▸ **What the exercise asks**: List all lines of the data that include the string "current".

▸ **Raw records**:
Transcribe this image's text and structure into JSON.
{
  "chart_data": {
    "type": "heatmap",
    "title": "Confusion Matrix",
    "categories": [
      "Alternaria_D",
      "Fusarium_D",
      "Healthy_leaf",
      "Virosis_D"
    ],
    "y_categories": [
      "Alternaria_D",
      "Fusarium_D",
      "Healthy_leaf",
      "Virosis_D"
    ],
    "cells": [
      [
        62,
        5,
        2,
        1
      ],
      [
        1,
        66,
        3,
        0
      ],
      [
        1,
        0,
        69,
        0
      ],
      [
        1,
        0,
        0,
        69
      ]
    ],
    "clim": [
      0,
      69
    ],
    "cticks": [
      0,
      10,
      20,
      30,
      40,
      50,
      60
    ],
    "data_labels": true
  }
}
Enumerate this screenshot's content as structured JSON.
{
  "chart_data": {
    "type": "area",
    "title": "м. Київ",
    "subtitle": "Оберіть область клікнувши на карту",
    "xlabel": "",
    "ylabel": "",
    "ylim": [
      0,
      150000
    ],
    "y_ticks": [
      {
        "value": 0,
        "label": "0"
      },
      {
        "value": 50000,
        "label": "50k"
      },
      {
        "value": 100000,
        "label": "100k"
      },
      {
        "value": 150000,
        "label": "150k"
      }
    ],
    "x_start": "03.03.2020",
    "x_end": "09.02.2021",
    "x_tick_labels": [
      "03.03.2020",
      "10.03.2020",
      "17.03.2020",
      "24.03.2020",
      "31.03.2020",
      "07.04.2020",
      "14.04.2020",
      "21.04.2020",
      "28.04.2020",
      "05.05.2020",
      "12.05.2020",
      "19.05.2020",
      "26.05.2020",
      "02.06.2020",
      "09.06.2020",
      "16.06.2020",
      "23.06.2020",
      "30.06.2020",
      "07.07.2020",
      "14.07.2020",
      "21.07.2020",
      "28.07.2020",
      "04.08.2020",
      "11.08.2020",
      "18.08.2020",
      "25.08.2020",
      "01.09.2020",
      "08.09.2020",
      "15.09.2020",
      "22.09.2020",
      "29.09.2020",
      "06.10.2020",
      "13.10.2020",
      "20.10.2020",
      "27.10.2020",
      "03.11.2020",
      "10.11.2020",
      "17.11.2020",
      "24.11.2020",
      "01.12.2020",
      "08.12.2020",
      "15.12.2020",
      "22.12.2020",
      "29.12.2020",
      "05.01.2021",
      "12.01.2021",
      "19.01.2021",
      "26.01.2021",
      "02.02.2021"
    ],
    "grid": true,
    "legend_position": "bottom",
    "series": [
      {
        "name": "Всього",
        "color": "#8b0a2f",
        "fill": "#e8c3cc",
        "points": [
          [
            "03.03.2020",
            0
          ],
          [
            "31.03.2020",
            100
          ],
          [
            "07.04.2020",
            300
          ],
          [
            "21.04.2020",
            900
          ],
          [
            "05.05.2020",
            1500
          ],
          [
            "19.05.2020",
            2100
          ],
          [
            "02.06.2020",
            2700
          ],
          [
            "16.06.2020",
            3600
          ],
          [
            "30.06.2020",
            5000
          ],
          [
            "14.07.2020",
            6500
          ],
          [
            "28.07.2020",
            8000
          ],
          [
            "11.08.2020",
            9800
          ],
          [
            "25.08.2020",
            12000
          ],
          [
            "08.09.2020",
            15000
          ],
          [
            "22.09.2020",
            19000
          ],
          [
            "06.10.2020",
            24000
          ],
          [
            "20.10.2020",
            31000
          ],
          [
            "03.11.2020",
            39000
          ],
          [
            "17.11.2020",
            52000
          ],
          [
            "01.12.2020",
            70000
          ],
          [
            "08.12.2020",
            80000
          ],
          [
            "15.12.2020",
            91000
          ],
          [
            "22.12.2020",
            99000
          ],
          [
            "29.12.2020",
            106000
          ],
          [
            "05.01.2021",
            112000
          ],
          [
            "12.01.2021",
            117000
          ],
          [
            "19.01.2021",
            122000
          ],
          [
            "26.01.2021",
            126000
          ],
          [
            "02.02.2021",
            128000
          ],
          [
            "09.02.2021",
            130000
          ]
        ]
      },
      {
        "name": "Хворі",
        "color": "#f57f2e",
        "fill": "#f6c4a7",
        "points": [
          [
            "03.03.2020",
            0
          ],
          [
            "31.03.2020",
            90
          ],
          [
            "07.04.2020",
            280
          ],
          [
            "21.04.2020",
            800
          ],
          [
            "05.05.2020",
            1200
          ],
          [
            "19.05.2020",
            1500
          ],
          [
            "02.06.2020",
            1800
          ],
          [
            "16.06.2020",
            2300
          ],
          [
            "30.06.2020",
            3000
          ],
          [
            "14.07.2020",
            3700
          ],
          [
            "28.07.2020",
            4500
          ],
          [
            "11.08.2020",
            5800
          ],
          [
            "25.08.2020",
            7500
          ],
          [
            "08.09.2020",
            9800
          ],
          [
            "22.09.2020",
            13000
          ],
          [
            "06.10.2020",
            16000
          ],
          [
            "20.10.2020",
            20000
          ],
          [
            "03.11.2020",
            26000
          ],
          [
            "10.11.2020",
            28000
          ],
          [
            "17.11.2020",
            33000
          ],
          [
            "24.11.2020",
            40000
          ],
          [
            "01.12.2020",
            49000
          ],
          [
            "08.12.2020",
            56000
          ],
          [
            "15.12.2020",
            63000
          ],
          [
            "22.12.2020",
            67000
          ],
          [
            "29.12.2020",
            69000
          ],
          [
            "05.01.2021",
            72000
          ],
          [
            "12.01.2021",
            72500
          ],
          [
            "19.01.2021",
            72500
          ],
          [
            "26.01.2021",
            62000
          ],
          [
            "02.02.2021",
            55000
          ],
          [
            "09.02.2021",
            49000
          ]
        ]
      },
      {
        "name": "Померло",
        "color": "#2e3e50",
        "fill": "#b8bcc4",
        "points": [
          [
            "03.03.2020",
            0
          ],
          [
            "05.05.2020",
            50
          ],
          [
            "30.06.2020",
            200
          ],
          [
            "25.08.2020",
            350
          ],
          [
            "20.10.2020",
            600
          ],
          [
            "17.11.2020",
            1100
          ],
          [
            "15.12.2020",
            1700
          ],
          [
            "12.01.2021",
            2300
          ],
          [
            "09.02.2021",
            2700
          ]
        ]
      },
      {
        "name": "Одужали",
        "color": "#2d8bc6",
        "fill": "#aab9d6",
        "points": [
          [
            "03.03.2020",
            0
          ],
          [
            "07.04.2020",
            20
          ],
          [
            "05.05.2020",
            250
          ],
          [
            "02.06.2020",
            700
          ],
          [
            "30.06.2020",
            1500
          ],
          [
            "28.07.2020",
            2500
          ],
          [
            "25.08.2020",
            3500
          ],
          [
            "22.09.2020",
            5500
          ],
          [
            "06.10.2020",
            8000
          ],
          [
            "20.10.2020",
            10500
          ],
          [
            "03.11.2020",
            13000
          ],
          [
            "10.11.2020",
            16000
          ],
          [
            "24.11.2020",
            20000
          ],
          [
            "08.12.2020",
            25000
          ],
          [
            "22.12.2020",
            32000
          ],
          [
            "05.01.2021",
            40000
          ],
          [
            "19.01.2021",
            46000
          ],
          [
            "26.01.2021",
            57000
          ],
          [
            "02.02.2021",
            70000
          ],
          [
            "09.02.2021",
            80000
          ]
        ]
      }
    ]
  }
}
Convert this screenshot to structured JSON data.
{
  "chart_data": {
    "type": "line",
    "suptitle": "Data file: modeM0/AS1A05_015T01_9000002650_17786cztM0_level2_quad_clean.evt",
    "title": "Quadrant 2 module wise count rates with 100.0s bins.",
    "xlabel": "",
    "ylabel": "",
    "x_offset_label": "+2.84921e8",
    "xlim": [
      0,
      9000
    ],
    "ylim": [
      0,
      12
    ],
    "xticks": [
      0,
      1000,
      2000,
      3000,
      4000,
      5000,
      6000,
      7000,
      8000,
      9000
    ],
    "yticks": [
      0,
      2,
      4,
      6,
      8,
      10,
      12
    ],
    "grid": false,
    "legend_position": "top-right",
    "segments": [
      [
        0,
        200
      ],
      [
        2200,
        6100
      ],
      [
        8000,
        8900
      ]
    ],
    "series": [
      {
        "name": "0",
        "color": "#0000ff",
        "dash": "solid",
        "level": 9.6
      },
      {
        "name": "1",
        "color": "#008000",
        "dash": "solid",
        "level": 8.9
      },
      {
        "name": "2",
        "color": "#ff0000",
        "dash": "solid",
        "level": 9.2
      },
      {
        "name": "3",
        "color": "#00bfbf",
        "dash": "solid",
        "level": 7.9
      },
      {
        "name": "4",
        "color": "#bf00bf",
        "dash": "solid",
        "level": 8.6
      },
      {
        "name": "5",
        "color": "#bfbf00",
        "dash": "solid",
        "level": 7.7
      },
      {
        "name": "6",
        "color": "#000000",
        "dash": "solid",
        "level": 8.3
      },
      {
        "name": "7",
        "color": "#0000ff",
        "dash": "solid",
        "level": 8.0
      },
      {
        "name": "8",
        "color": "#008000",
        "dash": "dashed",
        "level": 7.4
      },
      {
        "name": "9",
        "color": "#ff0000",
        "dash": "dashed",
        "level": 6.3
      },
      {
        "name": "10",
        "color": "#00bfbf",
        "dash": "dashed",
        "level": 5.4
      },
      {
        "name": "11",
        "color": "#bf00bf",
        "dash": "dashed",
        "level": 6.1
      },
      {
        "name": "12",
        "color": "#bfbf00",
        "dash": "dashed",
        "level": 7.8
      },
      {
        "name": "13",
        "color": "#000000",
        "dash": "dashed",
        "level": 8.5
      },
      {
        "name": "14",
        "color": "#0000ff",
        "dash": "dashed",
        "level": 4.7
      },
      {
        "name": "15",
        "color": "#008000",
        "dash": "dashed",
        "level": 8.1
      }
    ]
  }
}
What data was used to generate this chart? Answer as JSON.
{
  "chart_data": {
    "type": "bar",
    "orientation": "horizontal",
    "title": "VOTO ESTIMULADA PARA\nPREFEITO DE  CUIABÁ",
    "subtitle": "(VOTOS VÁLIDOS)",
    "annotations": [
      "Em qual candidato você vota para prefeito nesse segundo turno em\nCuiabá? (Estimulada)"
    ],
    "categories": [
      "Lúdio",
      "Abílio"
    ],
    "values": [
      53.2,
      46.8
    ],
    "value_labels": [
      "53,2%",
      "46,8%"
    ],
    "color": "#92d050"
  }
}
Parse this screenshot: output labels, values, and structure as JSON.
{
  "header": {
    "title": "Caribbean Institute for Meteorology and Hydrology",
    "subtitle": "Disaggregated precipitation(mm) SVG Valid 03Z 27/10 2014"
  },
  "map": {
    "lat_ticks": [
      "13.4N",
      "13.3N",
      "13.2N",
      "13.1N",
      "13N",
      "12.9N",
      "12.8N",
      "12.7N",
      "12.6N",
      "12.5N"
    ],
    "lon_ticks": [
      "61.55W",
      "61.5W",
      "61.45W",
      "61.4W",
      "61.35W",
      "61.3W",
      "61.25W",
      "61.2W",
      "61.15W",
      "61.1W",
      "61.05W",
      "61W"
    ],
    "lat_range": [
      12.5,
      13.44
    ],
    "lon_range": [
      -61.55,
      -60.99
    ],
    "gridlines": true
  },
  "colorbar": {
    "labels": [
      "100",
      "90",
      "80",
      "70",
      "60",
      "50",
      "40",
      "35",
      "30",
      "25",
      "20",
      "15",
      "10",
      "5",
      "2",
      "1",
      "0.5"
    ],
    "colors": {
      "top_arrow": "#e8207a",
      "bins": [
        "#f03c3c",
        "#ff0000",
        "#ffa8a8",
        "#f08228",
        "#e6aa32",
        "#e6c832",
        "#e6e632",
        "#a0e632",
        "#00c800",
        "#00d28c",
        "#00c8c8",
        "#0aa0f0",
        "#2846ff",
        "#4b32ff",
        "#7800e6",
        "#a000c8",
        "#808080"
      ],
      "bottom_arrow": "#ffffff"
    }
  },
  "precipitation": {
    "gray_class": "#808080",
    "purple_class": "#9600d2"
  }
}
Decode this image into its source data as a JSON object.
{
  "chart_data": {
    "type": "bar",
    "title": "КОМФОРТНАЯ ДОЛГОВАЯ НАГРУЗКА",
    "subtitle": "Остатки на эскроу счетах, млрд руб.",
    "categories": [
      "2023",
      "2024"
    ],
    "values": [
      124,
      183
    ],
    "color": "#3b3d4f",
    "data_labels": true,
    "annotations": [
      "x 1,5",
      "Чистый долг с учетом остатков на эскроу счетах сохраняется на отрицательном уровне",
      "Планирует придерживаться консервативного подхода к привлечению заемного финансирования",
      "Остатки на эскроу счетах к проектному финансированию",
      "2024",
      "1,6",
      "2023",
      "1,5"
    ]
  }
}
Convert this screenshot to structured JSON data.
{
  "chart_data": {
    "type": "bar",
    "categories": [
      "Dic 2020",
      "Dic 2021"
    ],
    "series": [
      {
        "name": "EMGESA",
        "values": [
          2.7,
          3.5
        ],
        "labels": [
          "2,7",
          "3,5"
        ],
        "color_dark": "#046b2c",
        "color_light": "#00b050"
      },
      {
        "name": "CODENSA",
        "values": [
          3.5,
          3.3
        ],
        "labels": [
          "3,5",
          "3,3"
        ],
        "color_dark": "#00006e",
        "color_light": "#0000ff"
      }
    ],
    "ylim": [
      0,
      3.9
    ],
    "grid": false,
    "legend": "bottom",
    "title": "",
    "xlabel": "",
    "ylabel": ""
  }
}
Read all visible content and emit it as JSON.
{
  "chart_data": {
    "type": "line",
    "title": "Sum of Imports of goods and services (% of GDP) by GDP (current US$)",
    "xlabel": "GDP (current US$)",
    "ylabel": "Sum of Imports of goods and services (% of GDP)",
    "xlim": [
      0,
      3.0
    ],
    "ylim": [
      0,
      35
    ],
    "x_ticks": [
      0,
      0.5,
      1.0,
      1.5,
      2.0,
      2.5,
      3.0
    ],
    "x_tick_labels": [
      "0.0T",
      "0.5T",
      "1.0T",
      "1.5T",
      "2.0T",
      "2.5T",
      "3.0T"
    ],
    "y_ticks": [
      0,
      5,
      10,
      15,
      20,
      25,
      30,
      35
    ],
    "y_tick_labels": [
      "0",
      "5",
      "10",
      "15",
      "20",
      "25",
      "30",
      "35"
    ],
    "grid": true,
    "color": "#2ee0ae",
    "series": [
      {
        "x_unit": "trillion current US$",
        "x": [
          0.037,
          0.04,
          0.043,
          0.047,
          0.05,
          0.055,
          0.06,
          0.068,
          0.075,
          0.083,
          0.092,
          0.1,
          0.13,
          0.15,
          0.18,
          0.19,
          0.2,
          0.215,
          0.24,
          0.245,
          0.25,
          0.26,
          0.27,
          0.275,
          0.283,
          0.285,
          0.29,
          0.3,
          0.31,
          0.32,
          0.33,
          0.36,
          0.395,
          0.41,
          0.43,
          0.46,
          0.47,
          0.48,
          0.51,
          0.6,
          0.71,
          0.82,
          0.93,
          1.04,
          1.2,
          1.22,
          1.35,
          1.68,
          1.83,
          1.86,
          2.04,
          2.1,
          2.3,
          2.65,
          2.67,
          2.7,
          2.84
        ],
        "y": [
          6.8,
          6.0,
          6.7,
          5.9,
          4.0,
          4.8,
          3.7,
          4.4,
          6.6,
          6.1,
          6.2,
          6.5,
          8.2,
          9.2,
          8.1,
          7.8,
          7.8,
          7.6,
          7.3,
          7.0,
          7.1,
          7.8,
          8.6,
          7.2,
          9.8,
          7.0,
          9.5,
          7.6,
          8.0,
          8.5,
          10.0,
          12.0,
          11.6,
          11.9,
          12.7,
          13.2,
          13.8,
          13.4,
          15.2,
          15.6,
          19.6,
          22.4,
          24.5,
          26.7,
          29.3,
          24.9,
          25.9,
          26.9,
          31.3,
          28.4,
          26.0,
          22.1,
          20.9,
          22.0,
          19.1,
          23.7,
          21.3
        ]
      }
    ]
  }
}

▸ **Solution to the problem**:
    "title": "Sum of Imports of goods and services (% of GDP) by GDP (current US$)",
    "xlabel": "GDP (current US$)",
        "x_unit": "trillion current US$",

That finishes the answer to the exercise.